== Goal of the exercise ==
Print all records exactly, leaving nothing out.
----- Dataset entries
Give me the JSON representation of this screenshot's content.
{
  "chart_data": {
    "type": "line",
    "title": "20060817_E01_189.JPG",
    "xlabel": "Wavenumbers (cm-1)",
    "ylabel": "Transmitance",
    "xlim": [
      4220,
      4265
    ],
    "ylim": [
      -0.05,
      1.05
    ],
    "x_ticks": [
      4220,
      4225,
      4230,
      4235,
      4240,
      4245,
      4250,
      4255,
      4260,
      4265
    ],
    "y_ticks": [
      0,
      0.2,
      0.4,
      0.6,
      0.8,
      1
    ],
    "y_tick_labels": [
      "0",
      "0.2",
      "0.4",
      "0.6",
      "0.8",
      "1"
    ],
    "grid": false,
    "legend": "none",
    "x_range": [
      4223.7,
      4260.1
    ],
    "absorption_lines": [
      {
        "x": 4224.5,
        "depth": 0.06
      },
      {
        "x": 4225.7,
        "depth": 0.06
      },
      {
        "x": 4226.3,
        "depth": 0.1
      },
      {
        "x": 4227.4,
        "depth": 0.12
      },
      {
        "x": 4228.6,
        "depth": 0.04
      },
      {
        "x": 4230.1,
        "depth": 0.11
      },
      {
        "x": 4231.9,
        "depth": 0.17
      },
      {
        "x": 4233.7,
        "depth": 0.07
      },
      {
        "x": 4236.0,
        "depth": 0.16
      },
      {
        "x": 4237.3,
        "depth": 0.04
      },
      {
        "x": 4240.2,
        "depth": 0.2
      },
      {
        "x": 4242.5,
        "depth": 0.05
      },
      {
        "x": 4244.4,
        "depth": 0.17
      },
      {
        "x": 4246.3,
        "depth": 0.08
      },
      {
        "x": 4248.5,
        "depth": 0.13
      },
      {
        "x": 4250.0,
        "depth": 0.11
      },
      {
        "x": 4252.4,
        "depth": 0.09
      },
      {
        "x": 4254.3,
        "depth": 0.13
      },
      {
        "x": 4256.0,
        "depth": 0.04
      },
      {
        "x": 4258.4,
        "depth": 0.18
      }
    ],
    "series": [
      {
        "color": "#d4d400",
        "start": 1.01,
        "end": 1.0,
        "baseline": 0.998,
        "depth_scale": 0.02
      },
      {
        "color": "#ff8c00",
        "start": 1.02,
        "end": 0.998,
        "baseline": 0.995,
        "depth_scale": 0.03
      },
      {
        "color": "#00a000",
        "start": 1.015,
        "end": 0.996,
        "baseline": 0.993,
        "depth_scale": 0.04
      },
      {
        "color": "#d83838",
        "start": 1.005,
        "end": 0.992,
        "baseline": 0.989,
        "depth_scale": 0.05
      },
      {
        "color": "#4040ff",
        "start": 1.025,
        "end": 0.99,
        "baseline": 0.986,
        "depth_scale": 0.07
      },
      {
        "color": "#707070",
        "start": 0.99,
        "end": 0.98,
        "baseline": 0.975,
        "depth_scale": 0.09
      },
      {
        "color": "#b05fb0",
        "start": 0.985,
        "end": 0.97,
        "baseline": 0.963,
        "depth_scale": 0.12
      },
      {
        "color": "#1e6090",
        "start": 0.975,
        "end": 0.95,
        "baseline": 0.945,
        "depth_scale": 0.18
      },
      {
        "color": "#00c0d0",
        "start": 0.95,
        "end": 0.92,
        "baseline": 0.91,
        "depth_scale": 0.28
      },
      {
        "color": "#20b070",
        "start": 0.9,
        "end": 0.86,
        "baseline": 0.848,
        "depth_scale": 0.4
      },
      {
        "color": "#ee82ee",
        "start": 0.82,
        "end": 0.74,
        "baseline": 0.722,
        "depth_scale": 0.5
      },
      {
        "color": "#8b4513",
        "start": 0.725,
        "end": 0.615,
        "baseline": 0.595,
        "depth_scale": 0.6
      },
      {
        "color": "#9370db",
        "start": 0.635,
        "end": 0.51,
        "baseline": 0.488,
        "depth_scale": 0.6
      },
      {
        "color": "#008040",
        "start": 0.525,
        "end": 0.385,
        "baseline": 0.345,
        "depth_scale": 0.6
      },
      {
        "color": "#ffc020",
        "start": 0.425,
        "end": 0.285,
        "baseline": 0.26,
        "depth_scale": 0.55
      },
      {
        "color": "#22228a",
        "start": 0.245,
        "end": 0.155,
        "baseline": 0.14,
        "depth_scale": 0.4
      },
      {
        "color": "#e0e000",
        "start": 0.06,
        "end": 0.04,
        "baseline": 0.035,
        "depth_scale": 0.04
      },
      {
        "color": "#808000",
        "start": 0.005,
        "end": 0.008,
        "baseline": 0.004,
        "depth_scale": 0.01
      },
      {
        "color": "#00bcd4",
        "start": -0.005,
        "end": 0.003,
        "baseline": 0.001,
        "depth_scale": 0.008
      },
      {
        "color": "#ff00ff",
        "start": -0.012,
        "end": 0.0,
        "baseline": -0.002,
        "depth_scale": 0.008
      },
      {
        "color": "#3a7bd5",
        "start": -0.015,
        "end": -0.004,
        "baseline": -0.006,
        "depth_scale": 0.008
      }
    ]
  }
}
----------
== Response ==
Give me the JSON representation of this screenshot's content.
{
  "chart_data": {
    "type": "line",
    "title": "20060817_E01_189.JPG",
    "xlabel": "Wavenumbers (cm-1)",
    "ylabel": "Transmitance",
    "xlim": [
      4220,
      4265
    ],
    "ylim": [
      -0.05,
      1.05
    ],
    "x_ticks": [
      4220,
      4225,
      4230,
      4235,
      4240,
      4245,
      4250,
      4255,
      4260,
      4265
    ],
    "y_ticks": [
      0,
      0.2,
      0.4,
      0.6,
      0.8,
      1
    ],
    "y_tick_labels": [
      "0",
      "0.2",
      "0.4",
      "0.6",
      "0.8",
      "1"
    ],
    "grid": false,
    "legend": "none",
    "x_range": [
      4223.7,
      4260.1
    ],
    "absorption_lines": [
      {
        "x": 4224.5,
        "depth": 0.06
      },
      {
        "x": 4225.7,
        "depth": 0.06
      },
      {
        "x": 4226.3,
        "depth": 0.1
      },
      {
        "x": 4227.4,
        "depth": 0.12
      },
      {
        "x": 4228.6,
        "depth": 0.04
      },
      {
        "x": 4230.1,
        "depth": 0.11
      },
      {
        "x": 4231.9,
        "depth": 0.17
      },
      {
        "x": 4233.7,
        "depth": 0.07
      },
      {
        "x": 4236.0,
        "depth": 0.16
      },
      {
        "x": 4237.3,
        "depth": 0.04
      },
      {
        "x": 4240.2,
        "depth": 0.2
      },
      {
        "x": 4242.5,
        "depth": 0.05
      },
      {
        "x": 4244.4,
        "depth": 0.17
      },
      {
        "x": 4246.3,
        "depth": 0.08
      },
      {
        "x": 4248.5,
        "depth": 0.13
      },
      {
        "x": 4250.0,
        "depth": 0.11
      },
      {
        "x": 4252.4,
        "depth": 0.09
      },
      {
        "x": 4254.3,
        "depth": 0.13
      },
      {
        "x": 4256.0,
        "depth": 0.04
      },
      {
        "x": 4258.4,
        "depth": 0.18
      }
    ],
    "series": [
      {
        "color": "#d4d400",
        "start": 1.01,
        "end": 1.0,
        "baseline": 0.998,
        "depth_scale": 0.02
      },
      {
        "color": "#ff8c00",
        "start": 1.02,
        "end": 0.998,
        "baseline": 0.995,
        "depth_scale": 0.03
      },
      {
        "color": "#00a000",
        "start": 1.015,
        "end": 0.996,
        "baseline": 0.993,
        "depth_scale": 0.04
      },
      {
        "color": "#d83838",
        "start": 1.005,
        "end": 0.992,
        "baseline": 0.989,
        "depth_scale": 0.05
      },
      {
        "color": "#4040ff",
        "start": 1.025,
        "end": 0.99,
        "baseline": 0.986,
        "depth_scale": 0.07
      },
      {
        "color": "#707070",
        "start": 0.99,
        "end": 0.98,
        "baseline": 0.975,
        "depth_scale": 0.09
      },
      {
        "color": "#b05fb0",
        "start": 0.985,
        "end": 0.97,
        "baseline": 0.963,
        "depth_scale": 0.12
      },
      {
        "color": "#1e6090",
        "start": 0.975,
        "end": 0.95,
        "baseline": 0.945,
        "depth_scale": 0.18
      },
      {
        "color": "#00c0d0",
        "start": 0.95,
        "end": 0.92,
        "baseline": 0.91,
        "depth_scale": 0.28
      },
      {
        "color": "#20b070",
        "start": 0.9,
        "end": 0.86,
        "baseline": 0.848,
        "depth_scale": 0.4
      },
      {
        "color": "#ee82ee",
        "start": 0.82,
        "end": 0.74,
        "baseline": 0.722,
        "depth_scale": 0.5
      },
      {
        "color": "#8b4513",
        "start": 0.725,
        "end": 0.615,
        "baseline": 0.595,
        "depth_scale": 0.6
      },
      {
        "color": "#9370db",
        "start": 0.635,
        "end": 0.51,
        "baseline": 0.488,
        "depth_scale": 0.6
      },
      {
        "color": "#008040",
        "start": 0.525,
        "end": 0.385,
        "baseline": 0.345,
        "depth_scale": 0.6
      },
      {
        "color": "#ffc020",
        "start": 0.425,
        "end": 0.285,
        "baseline": 0.26,
        "depth_scale": 0.55
      },
      {
        "color": "#22228a",
        "start": 0.245,
        "end": 0.155,
        "baseline": 0.14,
        "depth_scale": 0.4
      },
      {
        "color": "#e0e000",
        "start": 0.06,
        "end": 0.04,
        "baseline": 0.035,
        "depth_scale": 0.04
      },
      {
        "color": "#808000",
        "start": 0.005,
        "end": 0.008,
        "baseline": 0.004,
        "depth_scale": 0.01
      },
      {
        "color": "#00bcd4",
        "start": -0.005,
        "end": 0.003,
        "baseline": 0.001,
        "depth_scale": 0.008
      },
      {
        "color": "#ff00ff",
        "start": -0.012,
        "end": 0.0,
        "baseline": -0.002,
        "depth_scale": 0.008
      },
      {
        "color": "#3a7bd5",
        "start": -0.015,
        "end": -0.004,
        "baseline": -0.006,
        "depth_scale": 0.008
      }
    ]
  }
}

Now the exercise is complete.